:: STATED TASK A ::
In the passage about feminism and erotic life, where did the writer watch Carnal Knowledge at age fifteen?
:: STATED TASK B ::
Decide whether each statement agrees with the passage about feminism and erotic life. Answer yes or no, and quote the words that decide it.
(i) The writer first came across the word rape at thirteen, while reading Gone with the Wind.
(ii) The writer understood the Carnal Knowledge scene without anyone's help.
(iii) The article about a Chinese version of the Kinsey Report appeared in The Washington Post.
:: STATED TASK C ::
Write the next part of the passage about feminism and erotic life, starting after its final sentence.

:: TEXT TO READ ::
American feminism has always had a puritanical strain, an imposed blindness to erotic truth. There is a hard, pragmatic aspect to this. It is impolitic to admit that sexual pleasure comes in all shapes and sizes, that women, like men, are often aroused by what seems silly at best and perverse at worst. And because sexual excitement always partakes of the culture itself, finds its images and triggers from the boundaries delineated in a given society, the whole subject is a messy business.
Several years ago I read an article in The New York Times about a Chinese version of the Kinsey Report, the results of which suggested that Chinese women as a group experienced no sexual pleasure. This struck me as insane, but as I began to ponder the idea, it took on a kind of sense. 1 visited China in 1986 to find a place still reeling from the Cultural Revolution, a place in which prerevolutionary forms appeared to have been utterly forgotten. Maybe there can’t be much erotic life, other than the barest minimum, without an encouraging culture — without movies and books, without ideas about what it’s supposed to be. When I was fifteen, I remember watching Carnal Knowledge at the Grand movie theater in Northfield, Minnesota, my hometown. Jack Nicholson and Ann-Margret were locked in a mystifying upright embrace and were crashing around the room with their clothes on, or most of them on, banging into walls and making a lot of noise, and I had absolutely no idea what they were doing. It had never occurred to me in my virginal state that people made love like that. A friend had to tell me what I was seeing. Most teenagers today are more sophisticated, but only because they’ve had more exposure. I was thirteen before I stumbled over the word rape—in Gone with the Wind. I walked downstairs and asked my mother what it meant. She looked at me and said, “I was afraid of that.” Then she told me. But even after I knew, I didn’t really understand it, and I couldn’t imagine it.

:: GIVEN INFORMATION ::
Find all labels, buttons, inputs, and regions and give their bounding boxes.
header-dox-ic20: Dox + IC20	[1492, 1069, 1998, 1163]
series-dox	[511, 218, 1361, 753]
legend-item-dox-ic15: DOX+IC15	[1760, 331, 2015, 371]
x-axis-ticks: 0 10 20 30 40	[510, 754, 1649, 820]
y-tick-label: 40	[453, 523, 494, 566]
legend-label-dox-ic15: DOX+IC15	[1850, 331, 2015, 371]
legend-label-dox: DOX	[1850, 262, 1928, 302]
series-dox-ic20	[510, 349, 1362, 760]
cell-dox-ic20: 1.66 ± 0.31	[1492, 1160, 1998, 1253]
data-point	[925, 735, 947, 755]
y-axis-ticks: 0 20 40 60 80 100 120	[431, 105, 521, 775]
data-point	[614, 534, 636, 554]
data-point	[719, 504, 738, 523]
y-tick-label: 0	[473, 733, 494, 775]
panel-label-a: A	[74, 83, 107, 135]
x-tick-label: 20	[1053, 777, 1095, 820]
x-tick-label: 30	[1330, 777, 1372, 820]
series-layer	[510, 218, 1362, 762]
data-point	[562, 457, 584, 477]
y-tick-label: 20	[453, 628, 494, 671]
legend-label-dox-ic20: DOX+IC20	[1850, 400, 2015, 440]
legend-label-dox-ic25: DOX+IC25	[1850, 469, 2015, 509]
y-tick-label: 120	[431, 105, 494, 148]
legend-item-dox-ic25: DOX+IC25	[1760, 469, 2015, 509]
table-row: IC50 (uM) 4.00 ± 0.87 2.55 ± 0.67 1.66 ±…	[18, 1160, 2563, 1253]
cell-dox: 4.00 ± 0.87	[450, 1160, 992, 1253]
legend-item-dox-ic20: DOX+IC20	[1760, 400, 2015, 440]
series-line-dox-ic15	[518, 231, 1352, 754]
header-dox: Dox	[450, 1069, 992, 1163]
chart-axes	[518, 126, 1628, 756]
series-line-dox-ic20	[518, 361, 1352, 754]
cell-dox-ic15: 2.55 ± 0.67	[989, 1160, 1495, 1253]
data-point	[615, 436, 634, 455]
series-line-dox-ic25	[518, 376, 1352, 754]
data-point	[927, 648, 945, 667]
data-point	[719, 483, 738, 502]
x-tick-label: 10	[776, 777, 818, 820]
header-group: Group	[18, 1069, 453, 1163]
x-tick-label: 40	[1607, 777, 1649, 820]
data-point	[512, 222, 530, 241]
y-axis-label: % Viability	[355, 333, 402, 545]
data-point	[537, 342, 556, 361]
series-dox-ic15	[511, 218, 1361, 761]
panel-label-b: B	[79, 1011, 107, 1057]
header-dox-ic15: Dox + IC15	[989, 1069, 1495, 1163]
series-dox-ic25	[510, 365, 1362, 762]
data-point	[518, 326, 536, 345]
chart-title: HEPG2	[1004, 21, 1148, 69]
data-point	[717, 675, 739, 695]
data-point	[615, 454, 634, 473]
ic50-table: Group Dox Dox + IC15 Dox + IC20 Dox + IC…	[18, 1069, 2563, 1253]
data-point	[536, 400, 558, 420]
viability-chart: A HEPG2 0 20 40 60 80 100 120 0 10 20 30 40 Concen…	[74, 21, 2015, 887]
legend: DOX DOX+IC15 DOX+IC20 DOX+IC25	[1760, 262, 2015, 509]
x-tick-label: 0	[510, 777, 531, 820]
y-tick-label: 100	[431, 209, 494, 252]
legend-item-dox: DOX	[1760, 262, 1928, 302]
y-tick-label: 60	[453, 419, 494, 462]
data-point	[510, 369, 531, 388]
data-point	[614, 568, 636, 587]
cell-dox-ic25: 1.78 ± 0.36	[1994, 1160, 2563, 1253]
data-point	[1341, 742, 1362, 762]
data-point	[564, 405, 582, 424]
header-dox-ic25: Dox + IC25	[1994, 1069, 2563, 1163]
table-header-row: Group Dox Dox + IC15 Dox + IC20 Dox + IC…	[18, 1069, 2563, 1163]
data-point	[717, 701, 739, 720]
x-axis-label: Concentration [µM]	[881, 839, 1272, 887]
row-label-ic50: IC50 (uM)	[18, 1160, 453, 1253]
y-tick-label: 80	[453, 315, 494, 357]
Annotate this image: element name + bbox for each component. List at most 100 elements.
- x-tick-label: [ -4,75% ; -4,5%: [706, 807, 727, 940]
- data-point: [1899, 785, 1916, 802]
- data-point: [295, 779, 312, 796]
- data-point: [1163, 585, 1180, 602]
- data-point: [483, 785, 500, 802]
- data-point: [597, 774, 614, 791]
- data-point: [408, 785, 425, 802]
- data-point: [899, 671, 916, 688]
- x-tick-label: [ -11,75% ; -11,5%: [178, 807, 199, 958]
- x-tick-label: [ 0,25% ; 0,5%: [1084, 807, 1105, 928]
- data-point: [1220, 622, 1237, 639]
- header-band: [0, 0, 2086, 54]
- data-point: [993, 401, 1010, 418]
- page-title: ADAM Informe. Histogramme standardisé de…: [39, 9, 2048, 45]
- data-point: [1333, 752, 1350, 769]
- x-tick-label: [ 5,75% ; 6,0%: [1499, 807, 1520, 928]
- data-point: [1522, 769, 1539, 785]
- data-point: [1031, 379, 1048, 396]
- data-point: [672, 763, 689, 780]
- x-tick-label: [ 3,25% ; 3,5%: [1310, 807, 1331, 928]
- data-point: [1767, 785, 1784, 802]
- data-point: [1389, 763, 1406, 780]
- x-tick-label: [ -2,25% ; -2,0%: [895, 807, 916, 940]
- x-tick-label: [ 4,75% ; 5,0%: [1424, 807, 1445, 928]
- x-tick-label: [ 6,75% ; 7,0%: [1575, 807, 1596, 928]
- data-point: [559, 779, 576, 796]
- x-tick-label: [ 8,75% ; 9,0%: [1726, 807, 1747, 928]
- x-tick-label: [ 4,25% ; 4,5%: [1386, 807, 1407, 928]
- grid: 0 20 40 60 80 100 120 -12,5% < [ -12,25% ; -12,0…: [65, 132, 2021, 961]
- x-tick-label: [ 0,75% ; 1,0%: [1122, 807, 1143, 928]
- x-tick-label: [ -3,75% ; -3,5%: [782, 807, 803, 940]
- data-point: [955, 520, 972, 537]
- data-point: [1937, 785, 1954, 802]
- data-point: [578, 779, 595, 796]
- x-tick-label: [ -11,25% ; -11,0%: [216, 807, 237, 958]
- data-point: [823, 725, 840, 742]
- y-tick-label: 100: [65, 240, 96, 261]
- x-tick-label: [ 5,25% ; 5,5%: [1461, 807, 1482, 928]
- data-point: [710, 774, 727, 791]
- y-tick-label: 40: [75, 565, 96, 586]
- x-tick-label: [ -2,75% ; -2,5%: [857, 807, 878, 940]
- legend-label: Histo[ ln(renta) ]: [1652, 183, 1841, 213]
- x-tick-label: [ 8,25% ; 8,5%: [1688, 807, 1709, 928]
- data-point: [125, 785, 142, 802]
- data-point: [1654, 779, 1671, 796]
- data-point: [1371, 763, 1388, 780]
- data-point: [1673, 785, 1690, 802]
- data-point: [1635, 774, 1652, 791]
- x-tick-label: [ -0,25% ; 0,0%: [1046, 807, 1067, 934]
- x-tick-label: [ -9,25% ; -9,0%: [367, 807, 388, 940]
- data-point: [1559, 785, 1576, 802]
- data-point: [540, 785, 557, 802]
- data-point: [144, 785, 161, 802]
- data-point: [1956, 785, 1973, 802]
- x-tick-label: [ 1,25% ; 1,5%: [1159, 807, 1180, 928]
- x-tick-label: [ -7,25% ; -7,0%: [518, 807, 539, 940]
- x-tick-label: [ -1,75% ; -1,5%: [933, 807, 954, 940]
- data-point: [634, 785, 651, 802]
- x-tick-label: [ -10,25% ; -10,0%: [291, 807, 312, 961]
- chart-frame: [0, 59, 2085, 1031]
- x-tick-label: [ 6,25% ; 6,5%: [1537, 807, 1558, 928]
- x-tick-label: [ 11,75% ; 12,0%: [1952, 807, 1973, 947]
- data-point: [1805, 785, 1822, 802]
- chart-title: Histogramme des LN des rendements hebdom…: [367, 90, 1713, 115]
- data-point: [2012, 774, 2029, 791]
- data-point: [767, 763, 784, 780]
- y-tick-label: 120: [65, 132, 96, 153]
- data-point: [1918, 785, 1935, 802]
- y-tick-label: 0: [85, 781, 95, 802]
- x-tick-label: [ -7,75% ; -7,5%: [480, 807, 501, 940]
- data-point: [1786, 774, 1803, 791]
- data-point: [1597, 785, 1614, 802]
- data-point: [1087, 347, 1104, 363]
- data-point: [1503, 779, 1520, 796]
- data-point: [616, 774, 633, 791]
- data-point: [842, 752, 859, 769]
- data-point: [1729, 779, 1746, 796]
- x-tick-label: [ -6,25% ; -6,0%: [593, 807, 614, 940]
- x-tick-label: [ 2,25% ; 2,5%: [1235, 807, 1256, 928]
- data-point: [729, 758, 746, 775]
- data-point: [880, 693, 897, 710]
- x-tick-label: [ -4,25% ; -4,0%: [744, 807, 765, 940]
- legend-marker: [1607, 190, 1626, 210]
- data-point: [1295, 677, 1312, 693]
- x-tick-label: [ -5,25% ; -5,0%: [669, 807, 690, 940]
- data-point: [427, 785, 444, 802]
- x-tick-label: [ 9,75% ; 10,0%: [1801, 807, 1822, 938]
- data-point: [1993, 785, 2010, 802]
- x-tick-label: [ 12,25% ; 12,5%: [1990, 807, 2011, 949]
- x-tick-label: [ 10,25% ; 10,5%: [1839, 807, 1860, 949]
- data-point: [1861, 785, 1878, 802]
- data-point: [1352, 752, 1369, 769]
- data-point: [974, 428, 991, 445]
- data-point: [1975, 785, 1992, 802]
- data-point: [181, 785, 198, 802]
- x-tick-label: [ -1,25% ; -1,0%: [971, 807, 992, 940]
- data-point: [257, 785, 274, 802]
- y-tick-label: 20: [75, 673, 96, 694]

:: RESULT A ::
At the Grand movie theater in Northfield, Minnesota.

:: RESULT B ::
(i) Yes: "I was thirteen before I stumbled over the word rape—in Gone with the Wind."
(ii) No: "A friend had to tell me what I was seeing."
(iii) No: "I read an article in The New York Times about a Chinese version of the Kinsey Report"

:: RESULT C ::
My point is this: A part of me has real sympathy for the Chinese couple, both university professors, who married, went to bed with each other faithfully every night, and, after a year, visited a doctor, wondering why no child had come from their union. They thought sleeping beside each other was enough. Nobody told them that more elaborate activity was necessary. Surely this is a case of an erotic culture gone with the wind. (In China among the class that could afford to cultivate it, the female body had become a refined aesthetic object. In Xi’an I saw a very old woman with bound feet. She could no longer walk and had to be carried. Those tiny, crippled feet were the gruesome legacy of a lost art. Binding feet made them small enough to fit into a man’s mouth.) The famous parental lecture on the birds and the bees, the butt of endless jokes and deemed largely unnecessary in our world, never took place in the lives of the two puzzled professors. Butwhere were their bodies? We imagine that proximity would be enough, that natural forces would lead the conjugal couple to sexual happiness. But my feeling is that it isn’t true, that all of us need a story outside ourselves, a form through which we imagine ourselves as players in the game.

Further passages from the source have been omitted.